Recorded data
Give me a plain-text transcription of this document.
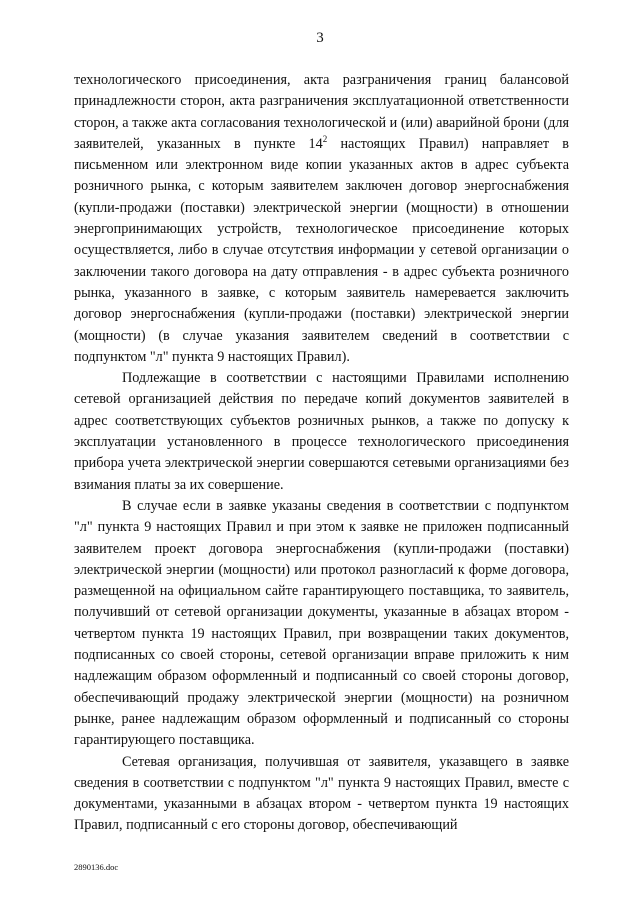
3

технологического присоединения, акта разграничения границ балансовой принадлежности сторон, акта разграничения эксплуатационной ответственности сторон, а также акта согласования технологической и (или) аварийной брони (для заявителей, указанных в пункте $14^2$ настоящих Правил) направляет в письменном или электронном виде копии указанных актов в адрес субъекта розничного рынка, с которым заявителем заключен договор энергоснабжения (купли-продажи (поставки) электрической энергии (мощности) в отношении энергопринимающих устройств, технологическое присоединение которых осуществляется, либо в случае отсутствия информации у сетевой организации о заключении такого договора на дату отправления - в адрес субъекта розничного рынка, указанного в заявке, с которым заявитель намеревается заключить договор энергоснабжения (купли-продажи (поставки) электрической энергии (мощности) (в случае указания заявителем сведений в соответствии с подпунктом "л" пункта 9 настоящих Правил).

Подлежащие в соответствии с настоящими Правилами исполнению сетевой организацией действия по передаче копий документов заявителей в адрес соответствующих субъектов розничных рынков, а также по допуску к эксплуатации установленного в процессе технологического присоединения прибора учета электрической энергии совершаются сетевыми организациями без взимания платы за их совершение.

В случае если в заявке указаны сведения в соответствии с подпунктом "л" пункта 9 настоящих Правил и при этом к заявке не приложен подписанный заявителем проект договора энергоснабжения (купли-продажи (поставки) электрической энергии (мощности) или протокол разногласий к форме договора, размещенной на официальном сайте гарантирующего поставщика, то заявитель, получивший от сетевой организации документы, указанные в абзацах втором - четвертом пункта 19 настоящих Правил, при возвращении таких документов, подписанных со своей стороны, сетевой организации вправе приложить к ним надлежащим образом оформленный и подписанный со своей стороны договор, обеспечивающий продажу электрической энергии (мощности) на розничном рынке, ранее надлежащим образом оформленный и подписанный со стороны гарантирующего поставщика.

Сетевая организация, получившая от заявителя, указавщего в заявке сведения в соответствии с подпунктом "л" пункта 9 настоящих Правил, вместе с документами, указанными в абзацах втором - четвертом пункта 19 настоящих Правил, подписанный с его стороны договор, обеспечивающий

2890136.doc
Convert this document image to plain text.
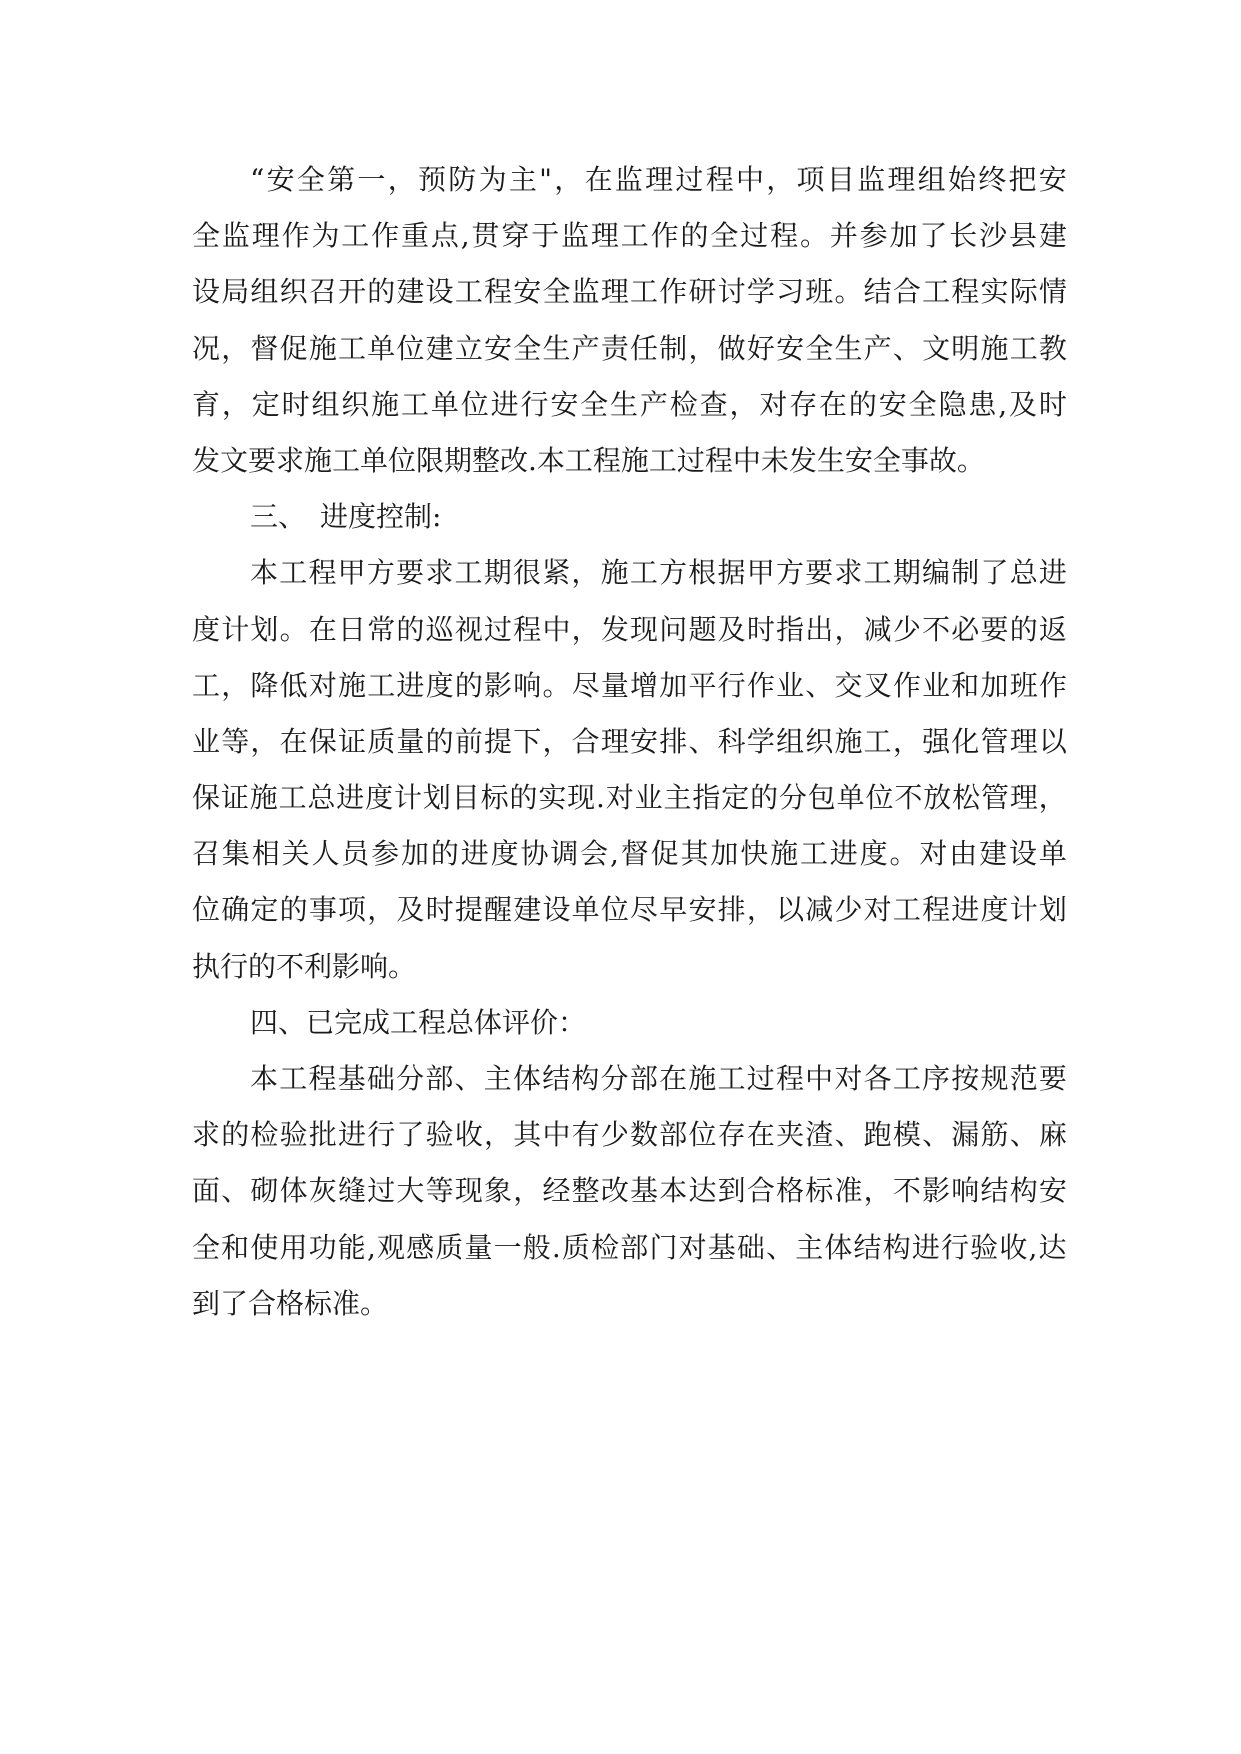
“ 安 全 第 一 ， 预 防 为 主 " ， 在 监 理 过 程 中 ， 项 目 监 理 组 始 终 把 安
全 监 理 作 为 工 作 重 点 , 贯 穿 于 监 理 工 作 的 全 过 程 。 并 参 加 了 长 沙 县 建
设 局 组 织 召 开 的 建 设 工 程 安 全 监 理 工 作 研 讨 学 习 班 。 结 合 工 程 实 际 情
况 ， 督 促 施 工 单 位 建 立 安 全 生 产 责 任 制 ， 做 好 安 全 生 产 、 文 明 施 工 教
育 ， 定 时 组 织 施 工 单 位 进 行 安 全 生 产 检 查 ， 对 存 在 的 安 全 隐 患 , 及 时
发文要求施工单位限期整改.本工程施工过程中未发生安全事故。
三、　进度控制:
本 工 程 甲 方 要 求 工 期 很 紧 ， 施 工 方 根 据 甲 方 要 求 工 期 编 制 了 总 进
度 计 划 。 在 日 常 的 巡 视 过 程 中 ， 发 现 问 题 及 时 指 出 ， 减 少 不 必 要 的 返
工 ， 降 低 对 施 工 进 度 的 影 响 。 尽 量 增 加 平 行 作 业 、 交 叉 作 业 和 加 班 作
业 等 ， 在 保 证 质 量 的 前 提 下 ， 合 理 安 排 、 科 学 组 织 施 工 ， 强 化 管 理 以
保 证 施 工 总 进 度 计 划 目 标 的 实 现 . 对 业 主 指 定 的 分 包 单 位 不 放 松 管 理 ，
召 集 相 关 人 员 参 加 的 进 度 协 调 会 , 督 促 其 加 快 施 工 进 度 。 对 由 建 设 单
位 确 定 的 事 项 ， 及 时 提 醒 建 设 单 位 尽 早 安 排 ， 以 减 少 对 工 程 进 度 计 划
执行的不利影响。
四、已完成工程总体评价：
本 工 程 基 础 分 部 、 主 体 结 构 分 部 在 施 工 过 程 中 对 各 工 序 按 规 范 要
求 的 检 验 批 进 行 了 验 收 ， 其 中 有 少 数 部 位 存 在 夹 渣 、 跑 模 、 漏 筋 、 麻
面 、 砌 体 灰 缝 过 大 等 现 象 ， 经 整 改 基 本 达 到 合 格 标 准 ， 不 影 响 结 构 安
全 和 使 用 功 能 , 观 感 质 量 一 般 . 质 检 部 门 对 基 础 、 主 体 结 构 进 行 验 收 , 达
到了合格标准。
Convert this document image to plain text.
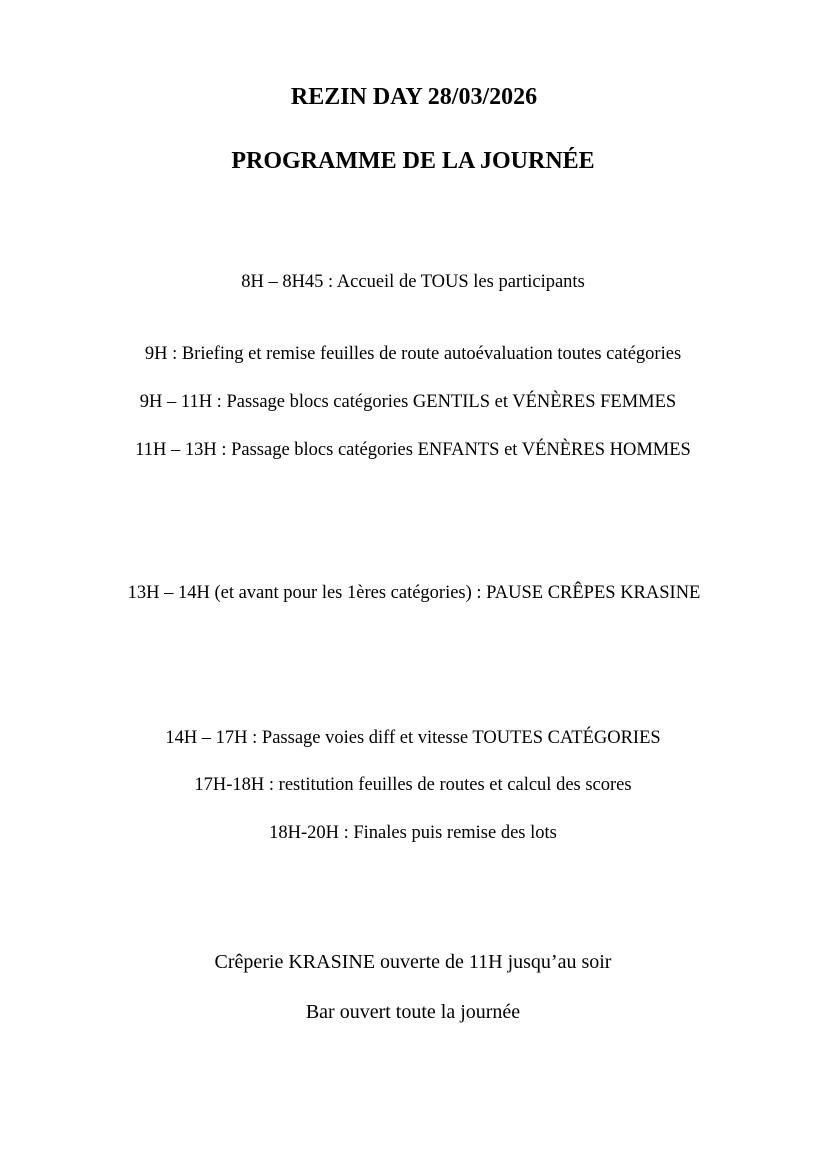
REZIN DAY 28/03/2026

PROGRAMME DE LA JOURNÉE

8H – 8H45 : Accueil de TOUS les participants

9H : Briefing et remise feuilles de route autoévaluation toutes catégories

9H – 11H : Passage blocs catégories GENTILS et VÉNÈRES FEMMES

11H – 13H : Passage blocs catégories ENFANTS et VÉNÈRES HOMMES

13H – 14H (et avant pour les 1ères catégories) : PAUSE CRÊPES KRASINE

14H – 17H : Passage voies diff et vitesse TOUTES CATÉGORIES

17H-18H : restitution feuilles de routes et calcul des scores

18H-20H : Finales puis remise des lots

Crêperie KRASINE ouverte de 11H jusqu’au soir

Bar ouvert toute la journée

-- PROBLEM TO WORK ON --
Write out again every line above exactly as given; the pictures do not belong in the copy.

-- RESULT --
Give me a plain-text transcription of this document.
3

технологического присоединения, акта разграничения границ балансовой принадлежности сторон, акта разграничения эксплуатационной ответственности сторон, а также акта согласования технологической и (или) аварийной брони (для заявителей, указанных в пункте $14^2$ настоящих Правил) направляет в письменном или электронном виде копии указанных актов в адрес субъекта розничного рынка, с которым заявителем заключен договор энергоснабжения (купли-продажи (поставки) электрической энергии (мощности) в отношении энергопринимающих устройств, технологическое присоединение которых осуществляется, либо в случае отсутствия информации у сетевой организации о заключении такого договора на дату отправления - в адрес субъекта розничного рынка, указанного в заявке, с которым заявитель намеревается заключить договор энергоснабжения (купли-продажи (поставки) электрической энергии (мощности) (в случае указания заявителем сведений в соответствии с подпунктом "л" пункта 9 настоящих Правил).

Подлежащие в соответствии с настоящими Правилами исполнению сетевой организацией действия по передаче копий документов заявителей в адрес соответствующих субъектов розничных рынков, а также по допуску к эксплуатации установленного в процессе технологического присоединения прибора учета электрической энергии совершаются сетевыми организациями без взимания платы за их совершение.

В случае если в заявке указаны сведения в соответствии с подпунктом "л" пункта 9 настоящих Правил и при этом к заявке не приложен подписанный заявителем проект договора энергоснабжения (купли-продажи (поставки) электрической энергии (мощности) или протокол разногласий к форме договора, размещенной на официальном сайте гарантирующего поставщика, то заявитель, получивший от сетевой организации документы, указанные в абзацах втором - четвертом пункта 19 настоящих Правил, при возвращении таких документов, подписанных со своей стороны, сетевой организации вправе приложить к ним надлежащим образом оформленный и подписанный со своей стороны договор, обеспечивающий продажу электрической энергии (мощности) на розничном рынке, ранее надлежащим образом оформленный и подписанный со стороны гарантирующего поставщика.

Сетевая организация, получившая от заявителя, указавщего в заявке сведения в соответствии с подпунктом "л" пункта 9 настоящих Правил, вместе с документами, указанными в абзацах втором - четвертом пункта 19 настоящих Правил, подписанный с его стороны договор, обеспечивающий

2890136.doc
Convert this document image to plain text.
“ 安 全 第 一 ， 预 防 为 主 " ， 在 监 理 过 程 中 ， 项 目 监 理 组 始 终 把 安
全 监 理 作 为 工 作 重 点 , 贯 穿 于 监 理 工 作 的 全 过 程 。 并 参 加 了 长 沙 县 建
设 局 组 织 召 开 的 建 设 工 程 安 全 监 理 工 作 研 讨 学 习 班 。 结 合 工 程 实 际 情
况 ， 督 促 施 工 单 位 建 立 安 全 生 产 责 任 制 ， 做 好 安 全 生 产 、 文 明 施 工 教
育 ， 定 时 组 织 施 工 单 位 进 行 安 全 生 产 检 查 ， 对 存 在 的 安 全 隐 患 , 及 时
发文要求施工单位限期整改.本工程施工过程中未发生安全事故。
三、　进度控制:
本 工 程 甲 方 要 求 工 期 很 紧 ， 施 工 方 根 据 甲 方 要 求 工 期 编 制 了 总 进
度 计 划 。 在 日 常 的 巡 视 过 程 中 ， 发 现 问 题 及 时 指 出 ， 减 少 不 必 要 的 返
工 ， 降 低 对 施 工 进 度 的 影 响 。 尽 量 增 加 平 行 作 业 、 交 叉 作 业 和 加 班 作
业 等 ， 在 保 证 质 量 的 前 提 下 ， 合 理 安 排 、 科 学 组 织 施 工 ， 强 化 管 理 以
保 证 施 工 总 进 度 计 划 目 标 的 实 现 . 对 业 主 指 定 的 分 包 单 位 不 放 松 管 理 ，
召 集 相 关 人 员 参 加 的 进 度 协 调 会 , 督 促 其 加 快 施 工 进 度 。 对 由 建 设 单
位 确 定 的 事 项 ， 及 时 提 醒 建 设 单 位 尽 早 安 排 ， 以 减 少 对 工 程 进 度 计 划
执行的不利影响。
四、已完成工程总体评价：
本 工 程 基 础 分 部 、 主 体 结 构 分 部 在 施 工 过 程 中 对 各 工 序 按 规 范 要
求 的 检 验 批 进 行 了 验 收 ， 其 中 有 少 数 部 位 存 在 夹 渣 、 跑 模 、 漏 筋 、 麻
面 、 砌 体 灰 缝 过 大 等 现 象 ， 经 整 改 基 本 达 到 合 格 标 准 ， 不 影 响 结 构 安
全 和 使 用 功 能 , 观 感 质 量 一 般 . 质 检 部 门 对 基 础 、 主 体 结 构 进 行 验 收 , 达
到了合格标准。
Convert this document image to plain text.
REZIN DAY 28/03/2026

PROGRAMME DE LA JOURNÉE

8H – 8H45 : Accueil de TOUS les participants

9H : Briefing et remise feuilles de route autoévaluation toutes catégories

9H – 11H : Passage blocs catégories GENTILS et VÉNÈRES FEMMES

11H – 13H : Passage blocs catégories ENFANTS et VÉNÈRES HOMMES

13H – 14H (et avant pour les 1ères catégories) : PAUSE CRÊPES KRASINE

14H – 17H : Passage voies diff et vitesse TOUTES CATÉGORIES

17H-18H : restitution feuilles de routes et calcul des scores

18H-20H : Finales puis remise des lots

Crêperie KRASINE ouverte de 11H jusqu’au soir

Bar ouvert toute la journée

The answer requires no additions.